-- START --

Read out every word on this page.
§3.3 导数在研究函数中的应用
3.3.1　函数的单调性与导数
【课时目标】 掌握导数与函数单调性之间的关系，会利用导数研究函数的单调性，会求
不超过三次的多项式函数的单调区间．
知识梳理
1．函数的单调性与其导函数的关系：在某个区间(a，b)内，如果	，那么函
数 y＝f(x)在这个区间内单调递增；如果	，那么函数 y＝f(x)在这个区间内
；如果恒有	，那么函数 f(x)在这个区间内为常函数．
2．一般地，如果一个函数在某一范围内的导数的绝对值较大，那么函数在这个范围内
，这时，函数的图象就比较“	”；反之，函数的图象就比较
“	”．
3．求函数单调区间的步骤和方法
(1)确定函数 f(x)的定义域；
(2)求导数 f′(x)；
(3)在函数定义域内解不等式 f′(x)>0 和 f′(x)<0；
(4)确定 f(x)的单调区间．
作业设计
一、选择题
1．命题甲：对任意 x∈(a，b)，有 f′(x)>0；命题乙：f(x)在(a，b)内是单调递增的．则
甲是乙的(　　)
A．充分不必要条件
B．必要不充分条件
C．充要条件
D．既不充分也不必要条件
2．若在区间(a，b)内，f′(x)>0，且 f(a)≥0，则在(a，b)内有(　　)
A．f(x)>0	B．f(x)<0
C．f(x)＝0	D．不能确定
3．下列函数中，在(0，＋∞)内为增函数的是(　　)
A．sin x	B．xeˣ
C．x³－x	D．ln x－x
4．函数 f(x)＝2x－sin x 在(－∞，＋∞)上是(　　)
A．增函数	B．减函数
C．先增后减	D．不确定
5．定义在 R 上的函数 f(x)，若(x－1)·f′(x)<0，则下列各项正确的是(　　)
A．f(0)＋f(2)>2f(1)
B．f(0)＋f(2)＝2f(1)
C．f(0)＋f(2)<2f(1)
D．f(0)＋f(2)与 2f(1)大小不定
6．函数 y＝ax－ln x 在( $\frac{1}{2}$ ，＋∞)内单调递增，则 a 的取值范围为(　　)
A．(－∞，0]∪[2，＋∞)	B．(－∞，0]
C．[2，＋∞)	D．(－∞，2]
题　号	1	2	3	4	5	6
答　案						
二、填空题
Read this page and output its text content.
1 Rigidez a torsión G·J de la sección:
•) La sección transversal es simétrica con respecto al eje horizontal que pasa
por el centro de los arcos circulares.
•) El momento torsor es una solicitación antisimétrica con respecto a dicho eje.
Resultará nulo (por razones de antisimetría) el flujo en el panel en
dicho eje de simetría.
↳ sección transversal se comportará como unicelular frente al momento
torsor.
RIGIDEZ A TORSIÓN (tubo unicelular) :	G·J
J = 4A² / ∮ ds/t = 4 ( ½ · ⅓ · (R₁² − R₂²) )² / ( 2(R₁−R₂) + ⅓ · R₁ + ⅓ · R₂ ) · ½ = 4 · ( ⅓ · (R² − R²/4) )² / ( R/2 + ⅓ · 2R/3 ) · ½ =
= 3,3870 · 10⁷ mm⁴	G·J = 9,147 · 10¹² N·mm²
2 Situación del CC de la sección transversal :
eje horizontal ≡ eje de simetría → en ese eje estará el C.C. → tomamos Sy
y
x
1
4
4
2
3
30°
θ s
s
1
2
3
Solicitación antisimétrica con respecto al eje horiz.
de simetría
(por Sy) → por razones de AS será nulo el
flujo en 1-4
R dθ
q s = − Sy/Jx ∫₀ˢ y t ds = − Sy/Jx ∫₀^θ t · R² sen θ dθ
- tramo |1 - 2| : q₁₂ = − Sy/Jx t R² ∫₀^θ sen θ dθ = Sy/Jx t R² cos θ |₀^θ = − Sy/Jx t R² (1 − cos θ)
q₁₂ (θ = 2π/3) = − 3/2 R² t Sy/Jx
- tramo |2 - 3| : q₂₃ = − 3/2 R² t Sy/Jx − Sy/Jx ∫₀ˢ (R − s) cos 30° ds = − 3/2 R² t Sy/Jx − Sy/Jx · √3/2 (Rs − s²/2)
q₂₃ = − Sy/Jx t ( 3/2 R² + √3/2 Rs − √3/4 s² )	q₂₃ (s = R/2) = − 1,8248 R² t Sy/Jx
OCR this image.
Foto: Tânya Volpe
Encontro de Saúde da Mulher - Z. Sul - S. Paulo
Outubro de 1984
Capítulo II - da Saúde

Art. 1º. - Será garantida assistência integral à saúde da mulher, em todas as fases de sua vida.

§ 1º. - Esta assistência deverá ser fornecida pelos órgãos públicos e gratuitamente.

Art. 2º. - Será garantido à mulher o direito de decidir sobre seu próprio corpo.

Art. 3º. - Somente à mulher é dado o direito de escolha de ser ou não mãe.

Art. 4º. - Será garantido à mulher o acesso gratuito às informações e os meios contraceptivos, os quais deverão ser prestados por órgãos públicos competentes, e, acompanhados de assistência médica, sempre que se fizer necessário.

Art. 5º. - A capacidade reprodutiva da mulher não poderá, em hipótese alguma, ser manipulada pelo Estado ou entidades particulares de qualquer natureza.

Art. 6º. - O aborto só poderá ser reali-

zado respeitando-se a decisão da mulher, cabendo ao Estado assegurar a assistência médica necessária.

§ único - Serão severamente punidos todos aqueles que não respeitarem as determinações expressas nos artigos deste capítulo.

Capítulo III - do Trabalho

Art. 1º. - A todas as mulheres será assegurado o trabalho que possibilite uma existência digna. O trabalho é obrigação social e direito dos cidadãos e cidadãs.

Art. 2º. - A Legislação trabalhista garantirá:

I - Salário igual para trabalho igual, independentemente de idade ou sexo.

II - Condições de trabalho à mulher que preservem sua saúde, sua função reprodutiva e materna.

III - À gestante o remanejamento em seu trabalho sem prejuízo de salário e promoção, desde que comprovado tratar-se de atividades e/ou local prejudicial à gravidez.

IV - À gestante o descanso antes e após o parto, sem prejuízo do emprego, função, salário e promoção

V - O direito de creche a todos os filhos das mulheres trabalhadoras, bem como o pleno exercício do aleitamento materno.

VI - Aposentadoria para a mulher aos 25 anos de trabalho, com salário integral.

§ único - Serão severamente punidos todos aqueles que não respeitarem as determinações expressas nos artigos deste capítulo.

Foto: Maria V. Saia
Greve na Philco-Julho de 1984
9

-- END --

REQUIRED WORK: Return all of the entries exactly as written.

ANSWER FOR THIS EXERCISE:
Read out every word on this page.
§3.3 导数在研究函数中的应用
3.3.1　函数的单调性与导数
【课时目标】 掌握导数与函数单调性之间的关系，会利用导数研究函数的单调性，会求
不超过三次的多项式函数的单调区间．
知识梳理
1．函数的单调性与其导函数的关系：在某个区间(a，b)内，如果	，那么函
数 y＝f(x)在这个区间内单调递增；如果	，那么函数 y＝f(x)在这个区间内
；如果恒有	，那么函数 f(x)在这个区间内为常函数．
2．一般地，如果一个函数在某一范围内的导数的绝对值较大，那么函数在这个范围内
，这时，函数的图象就比较“	”；反之，函数的图象就比较
“	”．
3．求函数单调区间的步骤和方法
(1)确定函数 f(x)的定义域；
(2)求导数 f′(x)；
(3)在函数定义域内解不等式 f′(x)>0 和 f′(x)<0；
(4)确定 f(x)的单调区间．
作业设计
一、选择题
1．命题甲：对任意 x∈(a，b)，有 f′(x)>0；命题乙：f(x)在(a，b)内是单调递增的．则
甲是乙的(　　)
A．充分不必要条件
B．必要不充分条件
C．充要条件
D．既不充分也不必要条件
2．若在区间(a，b)内，f′(x)>0，且 f(a)≥0，则在(a，b)内有(　　)
A．f(x)>0	B．f(x)<0
C．f(x)＝0	D．不能确定
3．下列函数中，在(0，＋∞)内为增函数的是(　　)
A．sin x	B．xeˣ
C．x³－x	D．ln x－x
4．函数 f(x)＝2x－sin x 在(－∞，＋∞)上是(　　)
A．增函数	B．减函数
C．先增后减	D．不确定
5．定义在 R 上的函数 f(x)，若(x－1)·f′(x)<0，则下列各项正确的是(　　)
A．f(0)＋f(2)>2f(1)
B．f(0)＋f(2)＝2f(1)
C．f(0)＋f(2)<2f(1)
D．f(0)＋f(2)与 2f(1)大小不定
6．函数 y＝ax－ln x 在( $\frac{1}{2}$ ，＋∞)内单调递增，则 a 的取值范围为(　　)
A．(－∞，0]∪[2，＋∞)	B．(－∞，0]
C．[2，＋∞)	D．(－∞，2]
题　号	1	2	3	4	5	6
答　案						
二、填空题
Read this page and output its text content.
1 Rigidez a torsión G·J de la sección:
•) La sección transversal es simétrica con respecto al eje horizontal que pasa
por el centro de los arcos circulares.
•) El momento torsor es una solicitación antisimétrica con respecto a dicho eje.
Resultará nulo (por razones de antisimetría) el flujo en el panel en
dicho eje de simetría.
↳ sección transversal se comportará como unicelular frente al momento
torsor.
RIGIDEZ A TORSIÓN (tubo unicelular) :	G·J
J = 4A² / ∮ ds/t = 4 ( ½ · ⅓ · (R₁² − R₂²) )² / ( 2(R₁−R₂) + ⅓ · R₁ + ⅓ · R₂ ) · ½ = 4 · ( ⅓ · (R² − R²/4) )² / ( R/2 + ⅓ · 2R/3 ) · ½ =
= 3,3870 · 10⁷ mm⁴	G·J = 9,147 · 10¹² N·mm²
2 Situación del CC de la sección transversal :
eje horizontal ≡ eje de simetría → en ese eje estará el C.C. → tomamos Sy
y
x
1
4
4
2
3
30°
θ s
s
1
2
3
Solicitación antisimétrica con respecto al eje horiz.
de simetría
(por Sy) → por razones de AS será nulo el
flujo en 1-4
R dθ
q s = − Sy/Jx ∫₀ˢ y t ds = − Sy/Jx ∫₀^θ t · R² sen θ dθ
- tramo |1 - 2| : q₁₂ = − Sy/Jx t R² ∫₀^θ sen θ dθ = Sy/Jx t R² cos θ |₀^θ = − Sy/Jx t R² (1 − cos θ)
q₁₂ (θ = 2π/3) = − 3/2 R² t Sy/Jx
- tramo |2 - 3| : q₂₃ = − 3/2 R² t Sy/Jx − Sy/Jx ∫₀ˢ (R − s) cos 30° ds = − 3/2 R² t Sy/Jx − Sy/Jx · √3/2 (Rs − s²/2)
q₂₃ = − Sy/Jx t ( 3/2 R² + √3/2 Rs − √3/4 s² )	q₂₃ (s = R/2) = − 1,8248 R² t Sy/Jx
OCR this image.
Foto: Tânya Volpe
Encontro de Saúde da Mulher - Z. Sul - S. Paulo
Outubro de 1984
Capítulo II - da Saúde

Art. 1º. - Será garantida assistência integral à saúde da mulher, em todas as fases de sua vida.

§ 1º. - Esta assistência deverá ser fornecida pelos órgãos públicos e gratuitamente.

Art. 2º. - Será garantido à mulher o direito de decidir sobre seu próprio corpo.

Art. 3º. - Somente à mulher é dado o direito de escolha de ser ou não mãe.

Art. 4º. - Será garantido à mulher o acesso gratuito às informações e os meios contraceptivos, os quais deverão ser prestados por órgãos públicos competentes, e, acompanhados de assistência médica, sempre que se fizer necessário.

Art. 5º. - A capacidade reprodutiva da mulher não poderá, em hipótese alguma, ser manipulada pelo Estado ou entidades particulares de qualquer natureza.

Art. 6º. - O aborto só poderá ser reali-

zado respeitando-se a decisão da mulher, cabendo ao Estado assegurar a assistência médica necessária.

§ único - Serão severamente punidos todos aqueles que não respeitarem as determinações expressas nos artigos deste capítulo.

Capítulo III - do Trabalho

Art. 1º. - A todas as mulheres será assegurado o trabalho que possibilite uma existência digna. O trabalho é obrigação social e direito dos cidadãos e cidadãs.

Art. 2º. - A Legislação trabalhista garantirá:

I - Salário igual para trabalho igual, independentemente de idade ou sexo.

II - Condições de trabalho à mulher que preservem sua saúde, sua função reprodutiva e materna.

III - À gestante o remanejamento em seu trabalho sem prejuízo de salário e promoção, desde que comprovado tratar-se de atividades e/ou local prejudicial à gravidez.

IV - À gestante o descanso antes e após o parto, sem prejuízo do emprego, função, salário e promoção

V - O direito de creche a todos os filhos das mulheres trabalhadoras, bem como o pleno exercício do aleitamento materno.

VI - Aposentadoria para a mulher aos 25 anos de trabalho, com salário integral.

§ único - Serão severamente punidos todos aqueles que não respeitarem as determinações expressas nos artigos deste capítulo.

Foto: Maria V. Saia
Greve na Philco-Julho de 1984
9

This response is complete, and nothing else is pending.